_Short problem_
Please swap "elevational view" for "side view" throughout the listing below and write it out again with nothing else altered.

_Extracted entries_
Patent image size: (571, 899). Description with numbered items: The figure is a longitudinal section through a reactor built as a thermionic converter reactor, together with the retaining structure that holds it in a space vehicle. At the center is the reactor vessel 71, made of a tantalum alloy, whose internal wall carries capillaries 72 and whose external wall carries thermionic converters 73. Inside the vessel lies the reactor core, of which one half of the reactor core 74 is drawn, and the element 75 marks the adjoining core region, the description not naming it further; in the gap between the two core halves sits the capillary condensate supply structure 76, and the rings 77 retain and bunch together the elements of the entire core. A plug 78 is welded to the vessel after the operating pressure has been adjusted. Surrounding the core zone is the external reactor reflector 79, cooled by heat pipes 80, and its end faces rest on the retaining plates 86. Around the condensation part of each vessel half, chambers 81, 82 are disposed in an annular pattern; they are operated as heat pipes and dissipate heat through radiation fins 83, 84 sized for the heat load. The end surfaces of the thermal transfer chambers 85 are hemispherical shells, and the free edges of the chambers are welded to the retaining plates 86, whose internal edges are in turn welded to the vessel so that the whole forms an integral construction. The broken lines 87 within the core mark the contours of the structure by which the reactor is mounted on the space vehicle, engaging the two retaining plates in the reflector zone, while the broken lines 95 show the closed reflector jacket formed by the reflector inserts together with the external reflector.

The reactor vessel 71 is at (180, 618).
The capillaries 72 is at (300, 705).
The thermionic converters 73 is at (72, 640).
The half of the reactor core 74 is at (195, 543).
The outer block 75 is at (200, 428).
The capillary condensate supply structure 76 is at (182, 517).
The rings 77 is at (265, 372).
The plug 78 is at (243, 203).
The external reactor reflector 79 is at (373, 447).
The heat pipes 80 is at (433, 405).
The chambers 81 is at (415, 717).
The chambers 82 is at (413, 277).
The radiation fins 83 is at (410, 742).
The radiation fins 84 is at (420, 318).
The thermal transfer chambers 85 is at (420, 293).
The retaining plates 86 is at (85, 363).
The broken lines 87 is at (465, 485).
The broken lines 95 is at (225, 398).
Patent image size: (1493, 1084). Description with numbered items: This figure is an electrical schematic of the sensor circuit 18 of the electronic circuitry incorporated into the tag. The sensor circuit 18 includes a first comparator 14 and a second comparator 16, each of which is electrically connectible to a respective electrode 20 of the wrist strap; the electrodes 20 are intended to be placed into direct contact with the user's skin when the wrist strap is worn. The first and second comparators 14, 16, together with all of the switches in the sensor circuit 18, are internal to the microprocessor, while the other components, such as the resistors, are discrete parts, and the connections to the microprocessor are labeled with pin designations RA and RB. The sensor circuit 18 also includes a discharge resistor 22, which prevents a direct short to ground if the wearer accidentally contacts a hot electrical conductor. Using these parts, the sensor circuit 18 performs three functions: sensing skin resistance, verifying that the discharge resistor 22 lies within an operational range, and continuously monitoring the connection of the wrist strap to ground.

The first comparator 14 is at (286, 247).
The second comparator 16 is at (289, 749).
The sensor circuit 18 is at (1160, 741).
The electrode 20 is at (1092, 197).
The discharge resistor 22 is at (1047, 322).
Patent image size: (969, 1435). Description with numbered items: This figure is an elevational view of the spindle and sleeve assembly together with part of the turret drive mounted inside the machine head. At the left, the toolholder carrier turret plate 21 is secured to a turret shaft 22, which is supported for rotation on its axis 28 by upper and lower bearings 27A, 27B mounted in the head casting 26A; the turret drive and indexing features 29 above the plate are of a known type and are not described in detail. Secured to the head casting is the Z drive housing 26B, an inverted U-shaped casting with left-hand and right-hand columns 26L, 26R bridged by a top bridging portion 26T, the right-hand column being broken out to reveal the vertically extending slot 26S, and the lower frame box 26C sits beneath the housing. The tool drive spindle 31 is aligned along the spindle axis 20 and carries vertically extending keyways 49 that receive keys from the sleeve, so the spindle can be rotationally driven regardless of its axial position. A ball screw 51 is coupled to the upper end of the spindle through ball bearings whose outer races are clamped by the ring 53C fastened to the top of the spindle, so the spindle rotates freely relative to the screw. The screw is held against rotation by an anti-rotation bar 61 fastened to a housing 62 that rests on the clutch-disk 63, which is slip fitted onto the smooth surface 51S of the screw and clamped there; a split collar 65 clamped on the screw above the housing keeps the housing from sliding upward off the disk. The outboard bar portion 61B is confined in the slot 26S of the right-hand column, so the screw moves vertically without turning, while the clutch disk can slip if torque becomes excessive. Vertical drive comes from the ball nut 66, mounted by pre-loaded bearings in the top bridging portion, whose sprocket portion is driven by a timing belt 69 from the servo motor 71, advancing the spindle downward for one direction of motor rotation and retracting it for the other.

_Output below_
Patent image size: (571, 899). Description with numbered items: The figure is a longitudinal section through a reactor built as a thermionic converter reactor, together with the retaining structure that holds it in a space vehicle. At the center is the reactor vessel 71, made of a tantalum alloy, whose internal wall carries capillaries 72 and whose external wall carries thermionic converters 73. Inside the vessel lies the reactor core, of which one half of the reactor core 74 is drawn, and the element 75 marks the adjoining core region, the description not naming it further; in the gap between the two core halves sits the capillary condensate supply structure 76, and the rings 77 retain and bunch together the elements of the entire core. A plug 78 is welded to the vessel after the operating pressure has been adjusted. Surrounding the core zone is the external reactor reflector 79, cooled by heat pipes 80, and its end faces rest on the retaining plates 86. Around the condensation part of each vessel half, chambers 81, 82 are disposed in an annular pattern; they are operated as heat pipes and dissipate heat through radiation fins 83, 84 sized for the heat load. The end surfaces of the thermal transfer chambers 85 are hemispherical shells, and the free edges of the chambers are welded to the retaining plates 86, whose internal edges are in turn welded to the vessel so that the whole forms an integral construction. The broken lines 87 within the core mark the contours of the structure by which the reactor is mounted on the space vehicle, engaging the two retaining plates in the reflector zone, while the broken lines 95 show the closed reflector jacket formed by the reflector inserts together with the external reflector.

The reactor vessel 71 is at (180, 618).
The capillaries 72 is at (300, 705).
The thermionic converters 73 is at (72, 640).
The half of the reactor core 74 is at (195, 543).
The outer block 75 is at (200, 428).
The capillary condensate supply structure 76 is at (182, 517).
The rings 77 is at (265, 372).
The plug 78 is at (243, 203).
The external reactor reflector 79 is at (373, 447).
The heat pipes 80 is at (433, 405).
The chambers 81 is at (415, 717).
The chambers 82 is at (413, 277).
The radiation fins 83 is at (410, 742).
The radiation fins 84 is at (420, 318).
The thermal transfer chambers 85 is at (420, 293).
The retaining plates 86 is at (85, 363).
The broken lines 87 is at (465, 485).
The broken lines 95 is at (225, 398).
Patent image size: (1493, 1084). Description with numbered items: This figure is an electrical schematic of the sensor circuit 18 of the electronic circuitry incorporated into the tag. The sensor circuit 18 includes a first comparator 14 and a second comparator 16, each of which is electrically connectible to a respective electrode 20 of the wrist strap; the electrodes 20 are intended to be placed into direct contact with the user's skin when the wrist strap is worn. The first and second comparators 14, 16, together with all of the switches in the sensor circuit 18, are internal to the microprocessor, while the other components, such as the resistors, are discrete parts, and the connections to the microprocessor are labeled with pin designations RA and RB. The sensor circuit 18 also includes a discharge resistor 22, which prevents a direct short to ground if the wearer accidentally contacts a hot electrical conductor. Using these parts, the sensor circuit 18 performs three functions: sensing skin resistance, verifying that the discharge resistor 22 lies within an operational range, and continuously monitoring the connection of the wrist strap to ground.

The first comparator 14 is at (286, 247).
The second comparator 16 is at (289, 749).
The sensor circuit 18 is at (1160, 741).
The electrode 20 is at (1092, 197).
The discharge resistor 22 is at (1047, 322).
Patent image size: (969, 1435). Description with numbered items: This figure is an side view of the spindle and sleeve assembly together with part of the turret drive mounted inside the machine head. At the left, the toolholder carrier turret plate 21 is secured to a turret shaft 22, which is supported for rotation on its axis 28 by upper and lower bearings 27A, 27B mounted in the head casting 26A; the turret drive and indexing features 29 above the plate are of a known type and are not described in detail. Secured to the head casting is the Z drive housing 26B, an inverted U-shaped casting with left-hand and right-hand columns 26L, 26R bridged by a top bridging portion 26T, the right-hand column being broken out to reveal the vertically extending slot 26S, and the lower frame box 26C sits beneath the housing. The tool drive spindle 31 is aligned along the spindle axis 20 and carries vertically extending keyways 49 that receive keys from the sleeve, so the spindle can be rotationally driven regardless of its axial position. A ball screw 51 is coupled to the upper end of the spindle through ball bearings whose outer races are clamped by the ring 53C fastened to the top of the spindle, so the spindle rotates freely relative to the screw. The screw is held against rotation by an anti-rotation bar 61 fastened to a housing 62 that rests on the clutch-disk 63, which is slip fitted onto the smooth surface 51S of the screw and clamped there; a split collar 65 clamped on the screw above the housing keeps the housing from sliding upward off the disk. The outboard bar portion 61B is confined in the slot 26S of the right-hand column, so the screw moves vertically without turning, while the clutch disk can slip if torque becomes excessive. Vertical drive comes from the ball nut 66, mounted by pre-loaded bearings in the top bridging portion, whose sprocket portion is driven by a timing belt 69 from the servo motor 71, advancing the spindle downward for one direction of motor rotation and retracting it for the other.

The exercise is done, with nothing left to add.